> **Input data**:
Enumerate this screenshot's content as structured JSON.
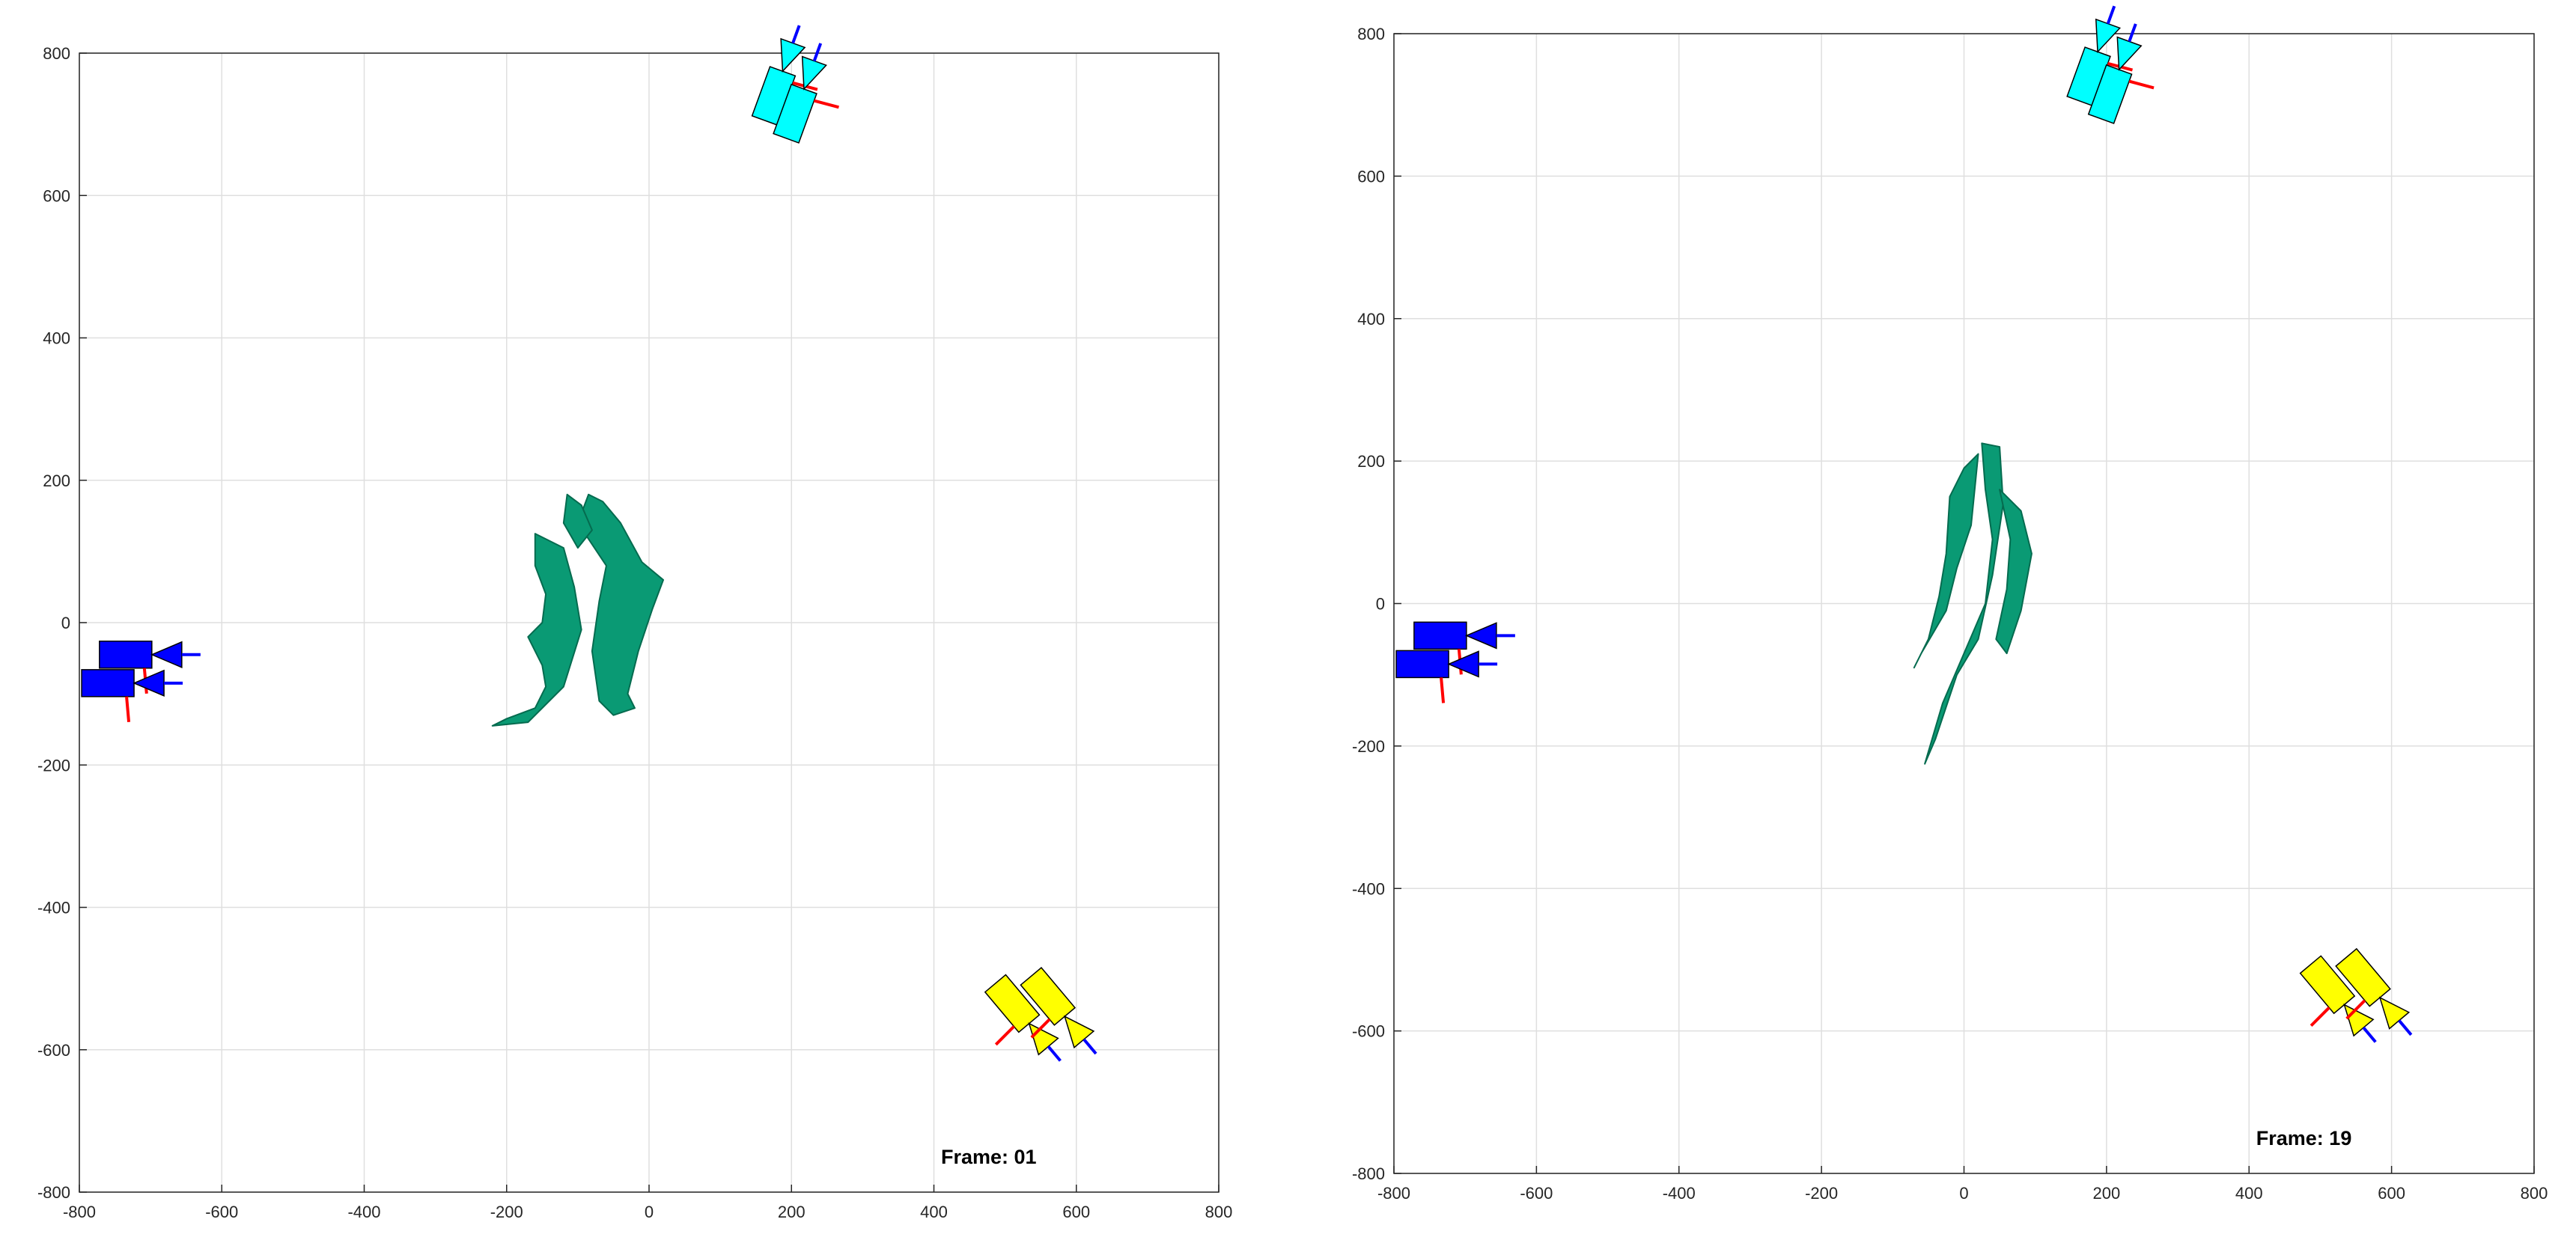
{
  "colors": {
    "blue_camera": "#0000ff",
    "cyan_camera": "#00ffff",
    "yellow_camera": "#ffff00",
    "body": "#0a9a74",
    "body_dark": "#056b4f",
    "axis_red": "#ff0000",
    "axis_blue": "#0000ff",
    "grid": "#dfdfdf"
  },
  "chart_data": [
    {
      "type": "scatter",
      "title": "",
      "xlabel": "",
      "ylabel": "",
      "xlim": [
        -800,
        800
      ],
      "ylim": [
        -800,
        800
      ],
      "xticks": [
        -800,
        -600,
        -400,
        -200,
        0,
        200,
        400,
        600,
        800
      ],
      "yticks": [
        -800,
        -600,
        -400,
        -200,
        0,
        200,
        400,
        600,
        800
      ],
      "grid": true,
      "annotation": "Frame: 01",
      "cameras": [
        {
          "name": "blue-camera-1",
          "color": "blue",
          "x": -735,
          "y": -45,
          "angle": 0
        },
        {
          "name": "blue-camera-2",
          "color": "blue",
          "x": -760,
          "y": -85,
          "angle": 0
        },
        {
          "name": "cyan-camera-1",
          "color": "cyan",
          "x": 175,
          "y": 740,
          "angle": 70
        },
        {
          "name": "cyan-camera-2",
          "color": "cyan",
          "x": 205,
          "y": 715,
          "angle": 70
        },
        {
          "name": "yellow-camera-1",
          "color": "yellow",
          "x": 510,
          "y": -535,
          "angle": -50
        },
        {
          "name": "yellow-camera-2",
          "color": "yellow",
          "x": 560,
          "y": -525,
          "angle": -50
        }
      ],
      "body_center": [
        -50,
        20
      ]
    },
    {
      "type": "scatter",
      "title": "",
      "xlabel": "",
      "ylabel": "",
      "xlim": [
        -800,
        800
      ],
      "ylim": [
        -800,
        800
      ],
      "xticks": [
        -800,
        -600,
        -400,
        -200,
        0,
        200,
        400,
        600,
        800
      ],
      "yticks": [
        -800,
        -600,
        -400,
        -200,
        0,
        200,
        400,
        600,
        800
      ],
      "grid": true,
      "annotation": "Frame: 19",
      "cameras": [
        {
          "name": "blue-camera-1",
          "color": "blue",
          "x": -735,
          "y": -45,
          "angle": 0
        },
        {
          "name": "blue-camera-2",
          "color": "blue",
          "x": -760,
          "y": -85,
          "angle": 0
        },
        {
          "name": "cyan-camera-1",
          "color": "cyan",
          "x": 175,
          "y": 740,
          "angle": 70
        },
        {
          "name": "cyan-camera-2",
          "color": "cyan",
          "x": 205,
          "y": 715,
          "angle": 70
        },
        {
          "name": "yellow-camera-1",
          "color": "yellow",
          "x": 510,
          "y": -535,
          "angle": -50
        },
        {
          "name": "yellow-camera-2",
          "color": "yellow",
          "x": 560,
          "y": -525,
          "angle": -50
        }
      ],
      "body_center": [
        20,
        10
      ]
    }
  ]
}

> **The problem**: Each line of the data should be quoted exactly, with pictures left out.

> **Solution to the problem**:
Enumerate this screenshot's content as structured JSON.
{
  "colors": {
    "blue_camera": "#0000ff",
    "cyan_camera": "#00ffff",
    "yellow_camera": "#ffff00",
    "body": "#0a9a74",
    "body_dark": "#056b4f",
    "axis_red": "#ff0000",
    "axis_blue": "#0000ff",
    "grid": "#dfdfdf"
  },
  "chart_data": [
    {
      "type": "scatter",
      "title": "",
      "xlabel": "",
      "ylabel": "",
      "xlim": [
        -800,
        800
      ],
      "ylim": [
        -800,
        800
      ],
      "xticks": [
        -800,
        -600,
        -400,
        -200,
        0,
        200,
        400,
        600,
        800
      ],
      "yticks": [
        -800,
        -600,
        -400,
        -200,
        0,
        200,
        400,
        600,
        800
      ],
      "grid": true,
      "annotation": "Frame: 01",
      "cameras": [
        {
          "name": "blue-camera-1",
          "color": "blue",
          "x": -735,
          "y": -45,
          "angle": 0
        },
        {
          "name": "blue-camera-2",
          "color": "blue",
          "x": -760,
          "y": -85,
          "angle": 0
        },
        {
          "name": "cyan-camera-1",
          "color": "cyan",
          "x": 175,
          "y": 740,
          "angle": 70
        },
        {
          "name": "cyan-camera-2",
          "color": "cyan",
          "x": 205,
          "y": 715,
          "angle": 70
        },
        {
          "name": "yellow-camera-1",
          "color": "yellow",
          "x": 510,
          "y": -535,
          "angle": -50
        },
        {
          "name": "yellow-camera-2",
          "color": "yellow",
          "x": 560,
          "y": -525,
          "angle": -50
        }
      ],
      "body_center": [
        -50,
        20
      ]
    },
    {
      "type": "scatter",
      "title": "",
      "xlabel": "",
      "ylabel": "",
      "xlim": [
        -800,
        800
      ],
      "ylim": [
        -800,
        800
      ],
      "xticks": [
        -800,
        -600,
        -400,
        -200,
        0,
        200,
        400,
        600,
        800
      ],
      "yticks": [
        -800,
        -600,
        -400,
        -200,
        0,
        200,
        400,
        600,
        800
      ],
      "grid": true,
      "annotation": "Frame: 19",
      "cameras": [
        {
          "name": "blue-camera-1",
          "color": "blue",
          "x": -735,
          "y": -45,
          "angle": 0
        },
        {
          "name": "blue-camera-2",
          "color": "blue",
          "x": -760,
          "y": -85,
          "angle": 0
        },
        {
          "name": "cyan-camera-1",
          "color": "cyan",
          "x": 175,
          "y": 740,
          "angle": 70
        },
        {
          "name": "cyan-camera-2",
          "color": "cyan",
          "x": 205,
          "y": 715,
          "angle": 70
        },
        {
          "name": "yellow-camera-1",
          "color": "yellow",
          "x": 510,
          "y": -535,
          "angle": -50
        },
        {
          "name": "yellow-camera-2",
          "color": "yellow",
          "x": 560,
          "y": -525,
          "angle": -50
        }
      ],
      "body_center": [
        20,
        10
      ]
    }
  ]
}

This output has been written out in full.